===== Data

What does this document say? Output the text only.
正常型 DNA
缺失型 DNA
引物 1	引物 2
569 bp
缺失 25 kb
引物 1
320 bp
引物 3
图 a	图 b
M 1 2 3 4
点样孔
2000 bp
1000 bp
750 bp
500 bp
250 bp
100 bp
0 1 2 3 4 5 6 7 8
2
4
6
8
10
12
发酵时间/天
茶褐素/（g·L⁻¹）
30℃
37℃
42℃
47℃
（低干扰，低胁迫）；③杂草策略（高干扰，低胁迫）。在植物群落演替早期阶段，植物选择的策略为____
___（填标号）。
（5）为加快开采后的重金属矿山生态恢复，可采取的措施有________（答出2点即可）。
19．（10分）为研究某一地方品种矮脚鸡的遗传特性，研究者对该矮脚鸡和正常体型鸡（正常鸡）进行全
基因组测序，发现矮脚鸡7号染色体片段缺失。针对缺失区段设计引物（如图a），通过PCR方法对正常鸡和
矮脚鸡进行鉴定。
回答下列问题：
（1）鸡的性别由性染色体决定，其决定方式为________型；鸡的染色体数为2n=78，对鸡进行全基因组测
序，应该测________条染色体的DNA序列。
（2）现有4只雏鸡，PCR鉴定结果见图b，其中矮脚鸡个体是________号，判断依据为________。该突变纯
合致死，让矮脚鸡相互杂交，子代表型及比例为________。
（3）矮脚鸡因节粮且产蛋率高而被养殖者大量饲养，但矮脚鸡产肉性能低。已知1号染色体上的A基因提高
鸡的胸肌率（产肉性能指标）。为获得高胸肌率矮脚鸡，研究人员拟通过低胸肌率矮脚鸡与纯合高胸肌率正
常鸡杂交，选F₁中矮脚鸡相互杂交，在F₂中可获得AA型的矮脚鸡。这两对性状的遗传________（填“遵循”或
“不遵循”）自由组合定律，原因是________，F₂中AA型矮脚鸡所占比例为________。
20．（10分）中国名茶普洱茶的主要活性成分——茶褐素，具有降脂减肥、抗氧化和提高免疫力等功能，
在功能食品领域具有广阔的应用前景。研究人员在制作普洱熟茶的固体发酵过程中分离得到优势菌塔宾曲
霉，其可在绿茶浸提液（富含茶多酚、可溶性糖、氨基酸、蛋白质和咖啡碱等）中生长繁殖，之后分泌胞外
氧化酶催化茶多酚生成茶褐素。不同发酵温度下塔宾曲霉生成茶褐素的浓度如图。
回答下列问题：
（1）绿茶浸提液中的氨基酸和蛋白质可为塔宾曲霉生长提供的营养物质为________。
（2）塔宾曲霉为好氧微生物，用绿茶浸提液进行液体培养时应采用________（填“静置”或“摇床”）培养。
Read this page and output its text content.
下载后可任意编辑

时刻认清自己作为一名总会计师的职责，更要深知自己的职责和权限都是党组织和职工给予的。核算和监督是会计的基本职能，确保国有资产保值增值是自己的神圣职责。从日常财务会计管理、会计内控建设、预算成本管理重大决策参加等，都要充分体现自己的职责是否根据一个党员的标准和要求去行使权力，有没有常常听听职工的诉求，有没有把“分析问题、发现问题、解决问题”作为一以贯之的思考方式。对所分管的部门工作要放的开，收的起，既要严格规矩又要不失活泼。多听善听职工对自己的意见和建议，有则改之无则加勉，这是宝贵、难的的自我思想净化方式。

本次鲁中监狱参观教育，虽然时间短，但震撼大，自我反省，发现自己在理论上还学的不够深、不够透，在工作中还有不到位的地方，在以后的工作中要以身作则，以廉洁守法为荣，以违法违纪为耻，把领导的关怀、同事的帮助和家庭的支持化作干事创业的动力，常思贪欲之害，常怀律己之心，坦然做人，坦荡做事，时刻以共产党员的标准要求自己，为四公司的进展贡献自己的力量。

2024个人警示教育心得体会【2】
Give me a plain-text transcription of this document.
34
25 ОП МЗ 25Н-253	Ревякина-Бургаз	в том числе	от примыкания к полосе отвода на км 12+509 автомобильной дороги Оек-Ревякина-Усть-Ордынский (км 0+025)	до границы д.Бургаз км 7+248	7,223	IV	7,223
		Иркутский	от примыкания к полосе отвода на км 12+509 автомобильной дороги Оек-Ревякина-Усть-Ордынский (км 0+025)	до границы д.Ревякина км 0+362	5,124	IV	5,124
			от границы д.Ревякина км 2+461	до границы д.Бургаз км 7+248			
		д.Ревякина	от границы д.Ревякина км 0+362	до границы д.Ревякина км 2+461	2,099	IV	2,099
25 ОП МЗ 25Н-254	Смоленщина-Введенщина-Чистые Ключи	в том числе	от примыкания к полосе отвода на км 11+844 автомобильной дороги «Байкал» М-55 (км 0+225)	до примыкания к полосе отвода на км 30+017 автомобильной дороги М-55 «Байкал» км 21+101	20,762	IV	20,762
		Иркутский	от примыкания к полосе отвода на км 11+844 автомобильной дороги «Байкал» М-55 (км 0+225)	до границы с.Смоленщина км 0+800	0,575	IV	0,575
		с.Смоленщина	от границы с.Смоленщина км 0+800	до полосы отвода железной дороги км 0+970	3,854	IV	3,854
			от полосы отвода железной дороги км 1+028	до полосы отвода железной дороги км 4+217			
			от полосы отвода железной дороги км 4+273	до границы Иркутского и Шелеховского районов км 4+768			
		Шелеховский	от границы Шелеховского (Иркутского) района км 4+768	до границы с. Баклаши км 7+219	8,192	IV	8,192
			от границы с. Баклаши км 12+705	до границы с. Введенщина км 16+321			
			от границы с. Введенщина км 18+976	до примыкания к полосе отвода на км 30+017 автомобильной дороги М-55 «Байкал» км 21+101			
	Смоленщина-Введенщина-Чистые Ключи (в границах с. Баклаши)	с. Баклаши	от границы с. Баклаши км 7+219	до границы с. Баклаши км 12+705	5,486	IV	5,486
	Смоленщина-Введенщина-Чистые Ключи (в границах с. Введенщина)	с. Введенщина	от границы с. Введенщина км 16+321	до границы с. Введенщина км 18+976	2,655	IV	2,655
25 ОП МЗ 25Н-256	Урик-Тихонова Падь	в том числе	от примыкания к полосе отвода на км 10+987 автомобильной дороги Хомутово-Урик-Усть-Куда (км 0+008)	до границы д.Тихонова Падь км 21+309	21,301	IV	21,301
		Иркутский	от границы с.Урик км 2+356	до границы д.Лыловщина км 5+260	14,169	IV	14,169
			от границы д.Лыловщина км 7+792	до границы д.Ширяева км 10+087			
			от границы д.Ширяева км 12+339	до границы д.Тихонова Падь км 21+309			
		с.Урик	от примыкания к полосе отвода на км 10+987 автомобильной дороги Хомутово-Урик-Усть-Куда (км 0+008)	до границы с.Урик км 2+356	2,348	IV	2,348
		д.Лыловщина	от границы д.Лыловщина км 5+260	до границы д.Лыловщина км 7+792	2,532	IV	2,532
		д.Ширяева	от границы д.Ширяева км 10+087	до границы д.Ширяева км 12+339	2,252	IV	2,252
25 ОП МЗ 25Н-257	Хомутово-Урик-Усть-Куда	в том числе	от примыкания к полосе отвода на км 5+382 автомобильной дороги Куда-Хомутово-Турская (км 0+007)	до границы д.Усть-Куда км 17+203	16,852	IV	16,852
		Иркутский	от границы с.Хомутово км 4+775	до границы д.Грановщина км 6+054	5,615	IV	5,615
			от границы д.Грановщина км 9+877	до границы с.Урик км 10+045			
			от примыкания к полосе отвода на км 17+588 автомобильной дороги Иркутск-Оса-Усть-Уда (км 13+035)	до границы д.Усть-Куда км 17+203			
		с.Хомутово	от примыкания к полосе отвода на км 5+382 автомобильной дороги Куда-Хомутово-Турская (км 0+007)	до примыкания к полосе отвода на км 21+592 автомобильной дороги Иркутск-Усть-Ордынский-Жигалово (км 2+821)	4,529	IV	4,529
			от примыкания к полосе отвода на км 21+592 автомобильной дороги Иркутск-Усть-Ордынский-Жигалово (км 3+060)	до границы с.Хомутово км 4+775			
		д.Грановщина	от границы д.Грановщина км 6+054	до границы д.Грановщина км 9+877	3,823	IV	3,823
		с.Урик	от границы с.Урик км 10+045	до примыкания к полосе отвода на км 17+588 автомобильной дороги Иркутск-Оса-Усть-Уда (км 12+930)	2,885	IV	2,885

==========

▶ _Required task_
Which lines hold the word "Тихонова"? Return all of them from the records above.

▶ _The reply_
25 ОП МЗ 25Н-256	Урик-Тихонова Падь	в том числе	от примыкания к полосе отвода на км 10+987 автомобильной дороги Хомутово-Урик-Усть-Куда (км 0+008)	до границы д.Тихонова Падь км 21+309	21,301	IV	21,301
			от границы д.Ширяева км 12+339	до границы д.Тихонова Падь км 21+309			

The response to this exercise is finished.